↓

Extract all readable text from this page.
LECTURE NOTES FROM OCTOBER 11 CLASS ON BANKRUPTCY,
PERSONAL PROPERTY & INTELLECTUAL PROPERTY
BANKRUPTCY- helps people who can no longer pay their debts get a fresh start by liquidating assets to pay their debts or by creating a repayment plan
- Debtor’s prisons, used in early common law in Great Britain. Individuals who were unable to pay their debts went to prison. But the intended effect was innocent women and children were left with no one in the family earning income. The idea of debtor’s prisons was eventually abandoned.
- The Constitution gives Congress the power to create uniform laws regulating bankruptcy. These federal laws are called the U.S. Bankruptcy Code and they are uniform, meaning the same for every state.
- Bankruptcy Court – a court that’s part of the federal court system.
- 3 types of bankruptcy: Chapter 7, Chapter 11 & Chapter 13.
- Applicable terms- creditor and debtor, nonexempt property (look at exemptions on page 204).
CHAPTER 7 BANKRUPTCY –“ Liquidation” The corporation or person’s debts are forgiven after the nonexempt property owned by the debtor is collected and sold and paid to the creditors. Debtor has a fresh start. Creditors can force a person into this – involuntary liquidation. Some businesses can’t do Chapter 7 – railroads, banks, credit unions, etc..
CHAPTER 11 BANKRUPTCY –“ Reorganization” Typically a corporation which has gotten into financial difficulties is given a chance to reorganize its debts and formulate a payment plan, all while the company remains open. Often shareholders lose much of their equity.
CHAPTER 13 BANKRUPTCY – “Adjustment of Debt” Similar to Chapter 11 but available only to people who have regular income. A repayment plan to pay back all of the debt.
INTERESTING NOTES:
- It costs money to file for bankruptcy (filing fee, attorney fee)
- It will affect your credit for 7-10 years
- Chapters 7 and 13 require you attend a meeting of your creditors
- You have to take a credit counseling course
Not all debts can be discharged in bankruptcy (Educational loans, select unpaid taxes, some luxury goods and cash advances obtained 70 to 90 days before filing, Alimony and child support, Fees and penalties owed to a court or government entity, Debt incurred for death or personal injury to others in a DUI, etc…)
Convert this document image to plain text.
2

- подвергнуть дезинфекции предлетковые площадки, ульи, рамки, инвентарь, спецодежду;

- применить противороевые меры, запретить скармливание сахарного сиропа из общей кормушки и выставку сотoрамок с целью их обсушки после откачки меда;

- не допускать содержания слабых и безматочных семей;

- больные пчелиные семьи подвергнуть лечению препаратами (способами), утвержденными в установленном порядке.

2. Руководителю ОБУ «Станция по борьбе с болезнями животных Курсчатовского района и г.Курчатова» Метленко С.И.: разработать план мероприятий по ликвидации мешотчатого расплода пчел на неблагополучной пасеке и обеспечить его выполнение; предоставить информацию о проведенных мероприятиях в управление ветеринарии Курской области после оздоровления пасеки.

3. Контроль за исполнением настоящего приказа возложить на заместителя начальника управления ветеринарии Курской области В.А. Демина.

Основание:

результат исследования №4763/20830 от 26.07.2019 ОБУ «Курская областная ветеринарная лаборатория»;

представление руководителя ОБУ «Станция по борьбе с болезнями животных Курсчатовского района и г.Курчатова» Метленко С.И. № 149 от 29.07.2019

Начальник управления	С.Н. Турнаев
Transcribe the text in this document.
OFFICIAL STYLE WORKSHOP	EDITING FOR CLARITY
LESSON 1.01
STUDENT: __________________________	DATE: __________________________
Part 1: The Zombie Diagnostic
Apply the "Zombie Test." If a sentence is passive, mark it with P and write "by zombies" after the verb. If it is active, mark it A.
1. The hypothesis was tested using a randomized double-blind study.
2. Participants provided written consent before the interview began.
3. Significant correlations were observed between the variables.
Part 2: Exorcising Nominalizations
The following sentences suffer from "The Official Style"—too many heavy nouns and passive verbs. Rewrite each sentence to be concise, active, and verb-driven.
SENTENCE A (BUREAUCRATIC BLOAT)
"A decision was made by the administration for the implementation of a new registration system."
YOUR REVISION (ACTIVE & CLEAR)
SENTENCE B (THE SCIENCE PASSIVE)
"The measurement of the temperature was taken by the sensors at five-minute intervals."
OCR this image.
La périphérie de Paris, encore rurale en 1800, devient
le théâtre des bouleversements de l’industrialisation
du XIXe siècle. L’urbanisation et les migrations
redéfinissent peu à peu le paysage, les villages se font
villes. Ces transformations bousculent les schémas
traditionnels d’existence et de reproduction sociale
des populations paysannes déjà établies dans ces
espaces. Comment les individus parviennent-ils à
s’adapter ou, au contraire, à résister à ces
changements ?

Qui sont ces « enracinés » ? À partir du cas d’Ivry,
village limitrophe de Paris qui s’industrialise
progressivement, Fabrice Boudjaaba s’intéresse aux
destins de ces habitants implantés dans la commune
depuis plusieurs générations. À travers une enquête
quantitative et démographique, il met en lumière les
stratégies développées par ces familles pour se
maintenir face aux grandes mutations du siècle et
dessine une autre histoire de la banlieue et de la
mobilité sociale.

↑

# EXERCISE BRIEF
Where a line holds "Zombie", copy it out.

# WRITTEN SOLUTION
Part 1: The Zombie Diagnostic
Apply the "Zombie Test." If a sentence is passive, mark it with P and write "by zombies" after the verb. If it is active, mark it A.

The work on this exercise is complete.